Instructions to follow - Write out each line of the listing as it stands, without the images.

[Data entries]
++++++++
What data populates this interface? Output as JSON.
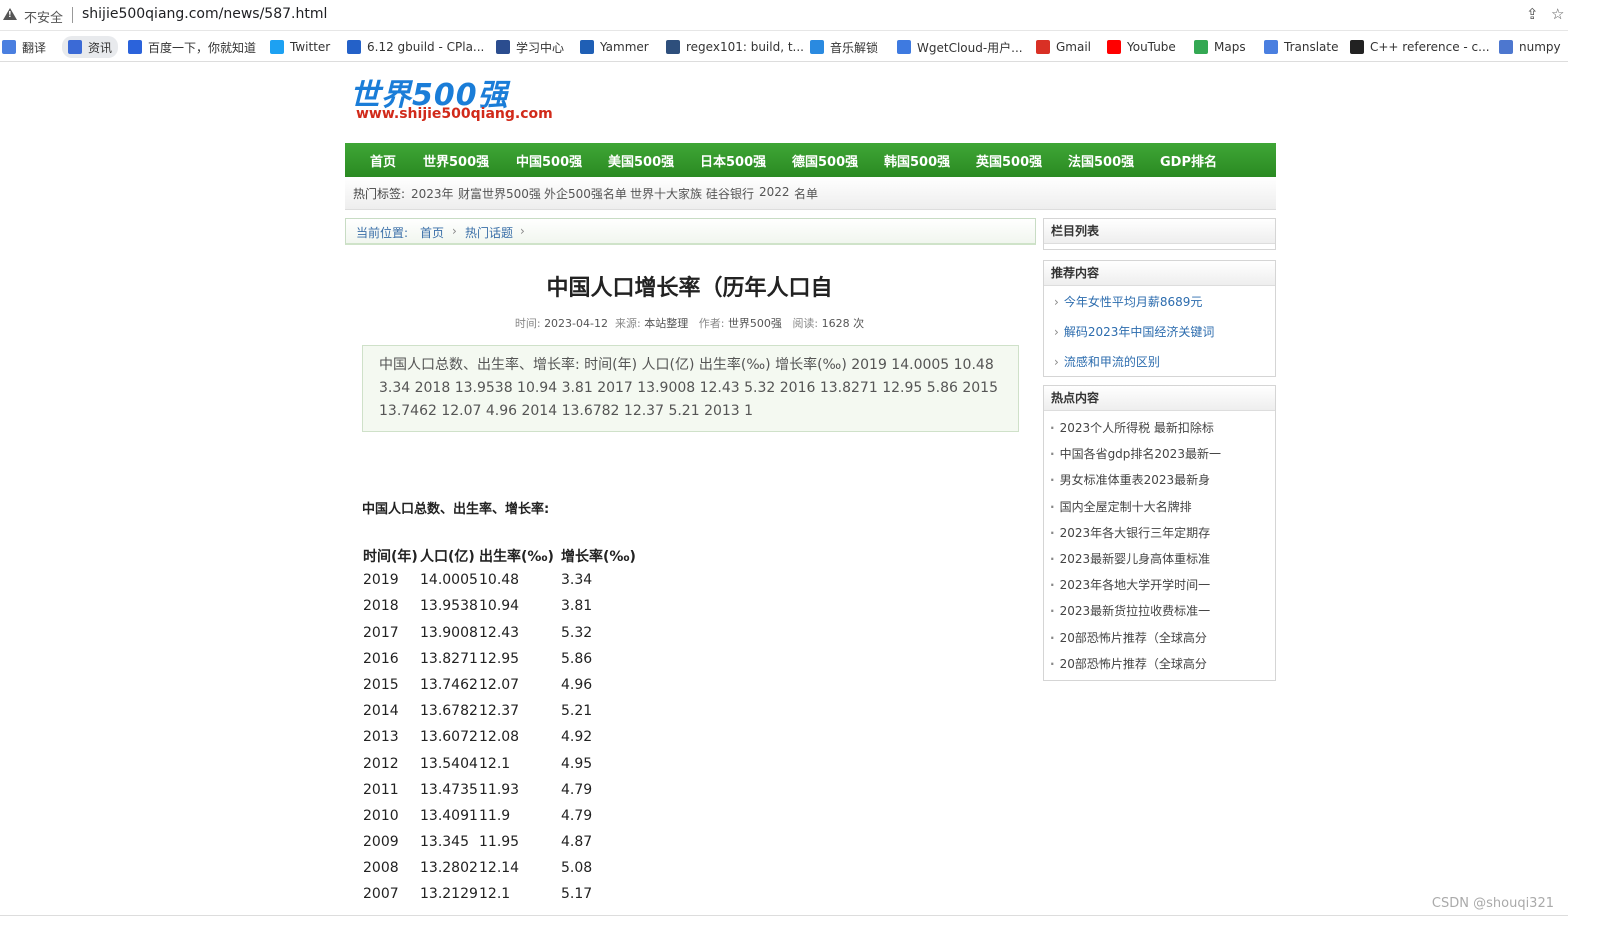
{
  "browser": {
    "insecure_label": "不安全",
    "url": "shijie500qiang.com/news/587.html",
    "share_icon": "share-icon",
    "bookmark_icon": "star-icon"
  },
  "bookmarks": [
    {
      "label": "翻译",
      "icon": "translate-icon",
      "color": "#4a7fe0"
    },
    {
      "label": "资讯",
      "icon": "news-icon",
      "color": "#3b6ad6"
    },
    {
      "label": "百度一下，你就知道",
      "icon": "baidu-icon",
      "color": "#2b63db"
    },
    {
      "label": "Twitter",
      "icon": "twitter-icon",
      "color": "#1da1f2"
    },
    {
      "label": "6.12 gbuild - CPla...",
      "icon": "confluence-icon",
      "color": "#2461c8"
    },
    {
      "label": "学习中心",
      "icon": "notion-icon",
      "color": "#2b4d8f"
    },
    {
      "label": "Yammer",
      "icon": "yammer-icon",
      "color": "#1f5fb5"
    },
    {
      "label": "regex101: build, t...",
      "icon": "regex-icon",
      "color": "#2e4f7c"
    },
    {
      "label": "音乐解锁",
      "icon": "music-icon",
      "color": "#2a8ae0"
    },
    {
      "label": "WgetCloud-用户...",
      "icon": "wget-icon",
      "color": "#3e7ae0"
    },
    {
      "label": "Gmail",
      "icon": "gmail-icon",
      "color": "#d93025"
    },
    {
      "label": "YouTube",
      "icon": "youtube-icon",
      "color": "#ff0000"
    },
    {
      "label": "Maps",
      "icon": "maps-icon",
      "color": "#34a853"
    },
    {
      "label": "Translate",
      "icon": "translate-icon",
      "color": "#4a7fe0"
    },
    {
      "label": "C++ reference - c...",
      "icon": "cpp-icon",
      "color": "#222222"
    },
    {
      "label": "numpy",
      "icon": "numpy-icon",
      "color": "#4d77cf"
    }
  ],
  "site": {
    "logo_text": "世界500强",
    "logo_url": "www.shijie500qiang.com",
    "nav": [
      "首页",
      "世界500强",
      "中国500强",
      "美国500强",
      "日本500强",
      "德国500强",
      "韩国500强",
      "英国500强",
      "法国500强",
      "GDP排名"
    ],
    "hot_tags_label": "热门标签:",
    "hot_tags": [
      "2023年",
      "财富世界500强",
      "外企500强名单",
      "世界十大家族",
      "硅谷银行",
      "2022",
      "名单"
    ]
  },
  "breadcrumb": {
    "label": "当前位置:",
    "items": [
      "首页",
      "热门话题"
    ]
  },
  "article": {
    "title": "中国人口增长率（历年人口自",
    "meta": {
      "time_label": "时间:",
      "time": "2023-04-12",
      "source_label": "来源:",
      "source": "本站整理",
      "author_label": "作者:",
      "author": "世界500强",
      "reads_label": "阅读:",
      "reads": "1628 次"
    },
    "summary": "中国人口总数、出生率、增长率: 时间(年) 人口(亿) 出生率(‰) 增长率(‰) 2019 14.0005 10.48 3.34 2018 13.9538 10.94 3.81 2017 13.9008 12.43 5.32 2016 13.8271 12.95 5.86 2015 13.7462 12.07 4.96 2014 13.6782 12.37 5.21 2013 1",
    "section_heading": "中国人口总数、出生率、增长率:",
    "table": {
      "headers": [
        "时间(年)",
        "人口(亿)",
        "出生率(‰)",
        "增长率(‰)"
      ],
      "rows": [
        [
          "2019",
          "14.0005",
          "10.48",
          "3.34"
        ],
        [
          "2018",
          "13.9538",
          "10.94",
          "3.81"
        ],
        [
          "2017",
          "13.9008",
          "12.43",
          "5.32"
        ],
        [
          "2016",
          "13.8271",
          "12.95",
          "5.86"
        ],
        [
          "2015",
          "13.7462",
          "12.07",
          "4.96"
        ],
        [
          "2014",
          "13.6782",
          "12.37",
          "5.21"
        ],
        [
          "2013",
          "13.6072",
          "12.08",
          "4.92"
        ],
        [
          "2012",
          "13.5404",
          "12.1",
          "4.95"
        ],
        [
          "2011",
          "13.4735",
          "11.93",
          "4.79"
        ],
        [
          "2010",
          "13.4091",
          "11.9",
          "4.79"
        ],
        [
          "2009",
          "13.345",
          "11.95",
          "4.87"
        ],
        [
          "2008",
          "13.2802",
          "12.14",
          "5.08"
        ],
        [
          "2007",
          "13.2129",
          "12.1",
          "5.17"
        ]
      ]
    }
  },
  "sidebar": {
    "column_list_title": "栏目列表",
    "recommend_title": "推荐内容",
    "recommend_items": [
      "今年女性平均月薪8689元",
      "解码2023年中国经济关键词",
      "流感和甲流的区别"
    ],
    "hot_title": "热点内容",
    "hot_items": [
      "2023个人所得税 最新扣除标",
      "中国各省gdp排名2023最新一",
      "男女标准体重表2023最新身",
      "国内全屋定制十大名牌排",
      "2023年各大银行三年定期存",
      "2023最新婴儿身高体重标准",
      "2023年各地大学开学时间一",
      "2023最新货拉拉收费标准一",
      "20部恐怖片推荐（全球高分",
      "20部恐怖片推荐（全球高分"
    ]
  },
  "watermark": "CSDN @shouqi321"
}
++++++++
Result of this exercise -
What data populates this interface? Output as JSON.
{
  "browser": {
    "insecure_label": "不安全",
    "url": "shijie500qiang.com/news/587.html",
    "share_icon": "share-icon",
    "bookmark_icon": "star-icon"
  },
  "bookmarks": [
    {
      "label": "翻译",
      "icon": "translate-icon",
      "color": "#4a7fe0"
    },
    {
      "label": "资讯",
      "icon": "news-icon",
      "color": "#3b6ad6"
    },
    {
      "label": "百度一下，你就知道",
      "icon": "baidu-icon",
      "color": "#2b63db"
    },
    {
      "label": "Twitter",
      "icon": "twitter-icon",
      "color": "#1da1f2"
    },
    {
      "label": "6.12 gbuild - CPla...",
      "icon": "confluence-icon",
      "color": "#2461c8"
    },
    {
      "label": "学习中心",
      "icon": "notion-icon",
      "color": "#2b4d8f"
    },
    {
      "label": "Yammer",
      "icon": "yammer-icon",
      "color": "#1f5fb5"
    },
    {
      "label": "regex101: build, t...",
      "icon": "regex-icon",
      "color": "#2e4f7c"
    },
    {
      "label": "音乐解锁",
      "icon": "music-icon",
      "color": "#2a8ae0"
    },
    {
      "label": "WgetCloud-用户...",
      "icon": "wget-icon",
      "color": "#3e7ae0"
    },
    {
      "label": "Gmail",
      "icon": "gmail-icon",
      "color": "#d93025"
    },
    {
      "label": "YouTube",
      "icon": "youtube-icon",
      "color": "#ff0000"
    },
    {
      "label": "Maps",
      "icon": "maps-icon",
      "color": "#34a853"
    },
    {
      "label": "Translate",
      "icon": "translate-icon",
      "color": "#4a7fe0"
    },
    {
      "label": "C++ reference - c...",
      "icon": "cpp-icon",
      "color": "#222222"
    },
    {
      "label": "numpy",
      "icon": "numpy-icon",
      "color": "#4d77cf"
    }
  ],
  "site": {
    "logo_text": "世界500强",
    "logo_url": "www.shijie500qiang.com",
    "nav": [
      "首页",
      "世界500强",
      "中国500强",
      "美国500强",
      "日本500强",
      "德国500强",
      "韩国500强",
      "英国500强",
      "法国500强",
      "GDP排名"
    ],
    "hot_tags_label": "热门标签:",
    "hot_tags": [
      "2023年",
      "财富世界500强",
      "外企500强名单",
      "世界十大家族",
      "硅谷银行",
      "2022",
      "名单"
    ]
  },
  "breadcrumb": {
    "label": "当前位置:",
    "items": [
      "首页",
      "热门话题"
    ]
  },
  "article": {
    "title": "中国人口增长率（历年人口自",
    "meta": {
      "time_label": "时间:",
      "time": "2023-04-12",
      "source_label": "来源:",
      "source": "本站整理",
      "author_label": "作者:",
      "author": "世界500强",
      "reads_label": "阅读:",
      "reads": "1628 次"
    },
    "summary": "中国人口总数、出生率、增长率: 时间(年) 人口(亿) 出生率(‰) 增长率(‰) 2019 14.0005 10.48 3.34 2018 13.9538 10.94 3.81 2017 13.9008 12.43 5.32 2016 13.8271 12.95 5.86 2015 13.7462 12.07 4.96 2014 13.6782 12.37 5.21 2013 1",
    "section_heading": "中国人口总数、出生率、增长率:",
    "table": {
      "headers": [
        "时间(年)",
        "人口(亿)",
        "出生率(‰)",
        "增长率(‰)"
      ],
      "rows": [
        [
          "2019",
          "14.0005",
          "10.48",
          "3.34"
        ],
        [
          "2018",
          "13.9538",
          "10.94",
          "3.81"
        ],
        [
          "2017",
          "13.9008",
          "12.43",
          "5.32"
        ],
        [
          "2016",
          "13.8271",
          "12.95",
          "5.86"
        ],
        [
          "2015",
          "13.7462",
          "12.07",
          "4.96"
        ],
        [
          "2014",
          "13.6782",
          "12.37",
          "5.21"
        ],
        [
          "2013",
          "13.6072",
          "12.08",
          "4.92"
        ],
        [
          "2012",
          "13.5404",
          "12.1",
          "4.95"
        ],
        [
          "2011",
          "13.4735",
          "11.93",
          "4.79"
        ],
        [
          "2010",
          "13.4091",
          "11.9",
          "4.79"
        ],
        [
          "2009",
          "13.345",
          "11.95",
          "4.87"
        ],
        [
          "2008",
          "13.2802",
          "12.14",
          "5.08"
        ],
        [
          "2007",
          "13.2129",
          "12.1",
          "5.17"
        ]
      ]
    }
  },
  "sidebar": {
    "column_list_title": "栏目列表",
    "recommend_title": "推荐内容",
    "recommend_items": [
      "今年女性平均月薪8689元",
      "解码2023年中国经济关键词",
      "流感和甲流的区别"
    ],
    "hot_title": "热点内容",
    "hot_items": [
      "2023个人所得税 最新扣除标",
      "中国各省gdp排名2023最新一",
      "男女标准体重表2023最新身",
      "国内全屋定制十大名牌排",
      "2023年各大银行三年定期存",
      "2023最新婴儿身高体重标准",
      "2023年各地大学开学时间一",
      "2023最新货拉拉收费标准一",
      "20部恐怖片推荐（全球高分",
      "20部恐怖片推荐（全球高分"
    ]
  },
  "watermark": "CSDN @shouqi321"
}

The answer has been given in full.